### CHALLENGE
Your task is to count the lines of the entries below that include the word "CAMERON" and to give only the resulting number.

Stored entries
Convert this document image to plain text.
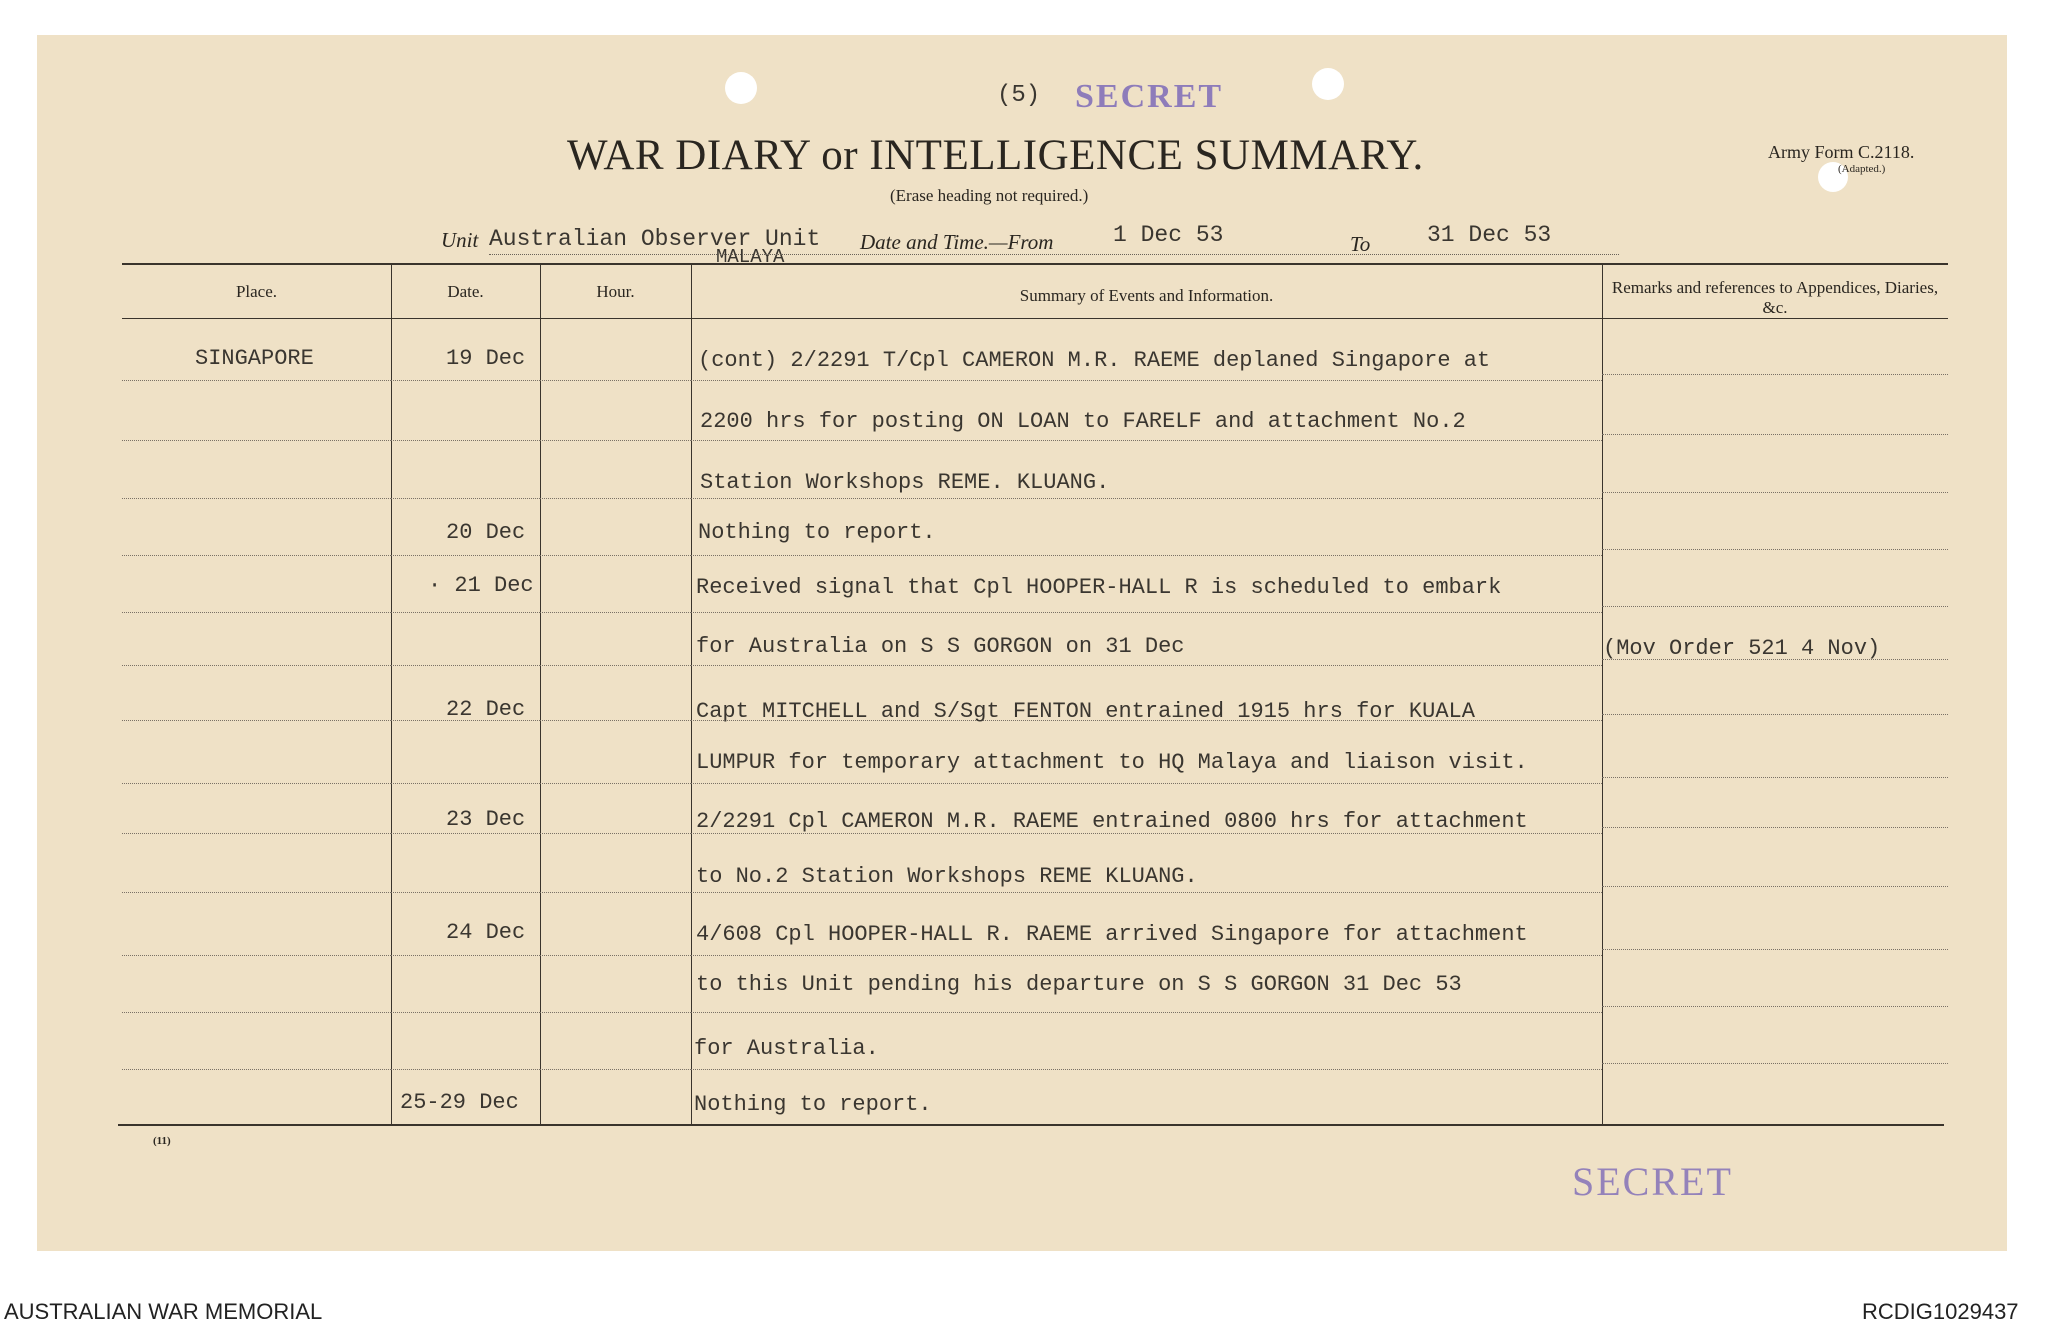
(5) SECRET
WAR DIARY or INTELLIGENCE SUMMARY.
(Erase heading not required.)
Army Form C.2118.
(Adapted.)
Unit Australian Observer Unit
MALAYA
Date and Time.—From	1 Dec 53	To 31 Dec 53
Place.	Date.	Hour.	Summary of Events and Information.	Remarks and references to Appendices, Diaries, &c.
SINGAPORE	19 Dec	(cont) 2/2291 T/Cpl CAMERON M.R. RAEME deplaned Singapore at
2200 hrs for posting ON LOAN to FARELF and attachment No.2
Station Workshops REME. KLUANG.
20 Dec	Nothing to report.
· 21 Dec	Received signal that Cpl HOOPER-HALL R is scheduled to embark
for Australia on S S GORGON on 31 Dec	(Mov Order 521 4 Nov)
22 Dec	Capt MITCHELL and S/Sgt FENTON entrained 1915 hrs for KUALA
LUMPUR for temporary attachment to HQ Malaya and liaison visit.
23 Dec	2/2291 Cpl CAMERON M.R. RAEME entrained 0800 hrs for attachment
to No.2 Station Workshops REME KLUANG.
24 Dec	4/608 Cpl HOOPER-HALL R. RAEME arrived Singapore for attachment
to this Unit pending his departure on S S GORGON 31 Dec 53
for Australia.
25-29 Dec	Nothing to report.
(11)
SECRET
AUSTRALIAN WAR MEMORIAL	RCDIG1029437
--
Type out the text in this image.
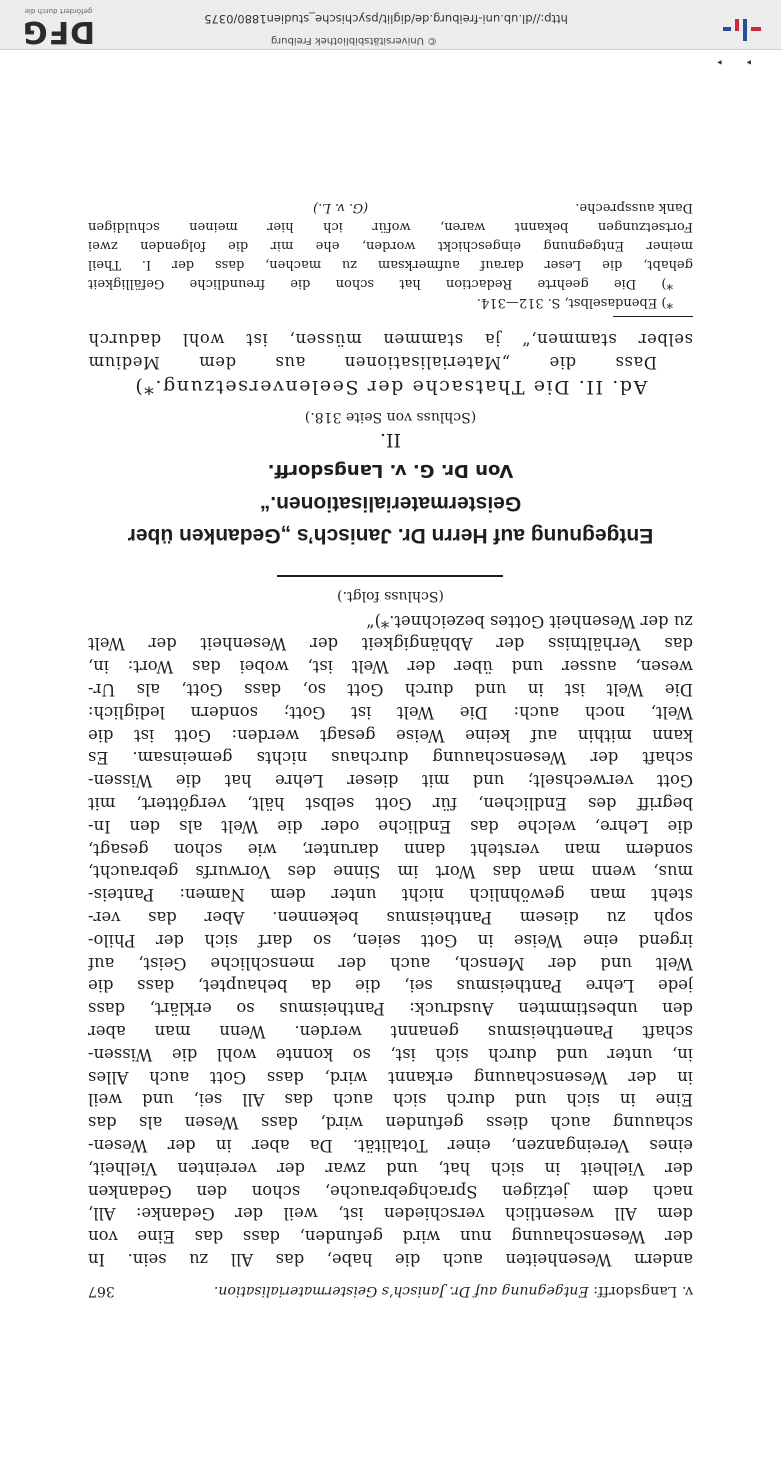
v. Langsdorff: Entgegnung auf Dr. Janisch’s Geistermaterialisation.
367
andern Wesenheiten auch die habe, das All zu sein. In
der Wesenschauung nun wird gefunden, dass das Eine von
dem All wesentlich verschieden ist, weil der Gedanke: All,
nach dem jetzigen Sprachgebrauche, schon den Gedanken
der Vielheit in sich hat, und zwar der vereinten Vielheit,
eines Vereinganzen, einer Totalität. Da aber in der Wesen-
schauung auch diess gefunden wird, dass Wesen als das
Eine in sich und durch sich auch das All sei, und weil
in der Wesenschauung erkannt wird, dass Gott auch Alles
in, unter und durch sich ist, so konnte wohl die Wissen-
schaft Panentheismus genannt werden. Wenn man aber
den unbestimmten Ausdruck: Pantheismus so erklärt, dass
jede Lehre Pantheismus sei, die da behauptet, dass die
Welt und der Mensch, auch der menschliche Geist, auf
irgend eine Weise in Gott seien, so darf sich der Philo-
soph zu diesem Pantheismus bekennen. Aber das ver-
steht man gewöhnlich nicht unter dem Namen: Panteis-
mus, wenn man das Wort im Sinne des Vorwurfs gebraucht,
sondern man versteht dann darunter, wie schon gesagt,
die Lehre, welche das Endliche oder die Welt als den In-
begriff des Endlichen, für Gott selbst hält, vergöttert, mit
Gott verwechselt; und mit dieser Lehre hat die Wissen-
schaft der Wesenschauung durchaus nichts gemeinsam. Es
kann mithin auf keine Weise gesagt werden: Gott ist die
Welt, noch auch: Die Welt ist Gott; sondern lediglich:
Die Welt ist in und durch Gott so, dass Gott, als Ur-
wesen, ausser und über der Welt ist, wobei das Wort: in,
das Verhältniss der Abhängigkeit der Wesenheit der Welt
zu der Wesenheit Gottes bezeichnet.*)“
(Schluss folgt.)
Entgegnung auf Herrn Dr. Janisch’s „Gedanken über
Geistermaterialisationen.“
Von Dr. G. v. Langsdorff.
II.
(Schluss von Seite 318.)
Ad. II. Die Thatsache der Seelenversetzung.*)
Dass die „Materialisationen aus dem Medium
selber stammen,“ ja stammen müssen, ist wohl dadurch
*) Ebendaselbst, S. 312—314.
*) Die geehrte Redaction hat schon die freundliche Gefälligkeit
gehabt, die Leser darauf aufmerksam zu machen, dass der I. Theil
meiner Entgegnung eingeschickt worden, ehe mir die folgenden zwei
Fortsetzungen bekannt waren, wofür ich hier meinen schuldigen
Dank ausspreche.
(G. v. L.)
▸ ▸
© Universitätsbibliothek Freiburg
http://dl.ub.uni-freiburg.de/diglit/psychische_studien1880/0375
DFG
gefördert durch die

### TASK SOLUTION
2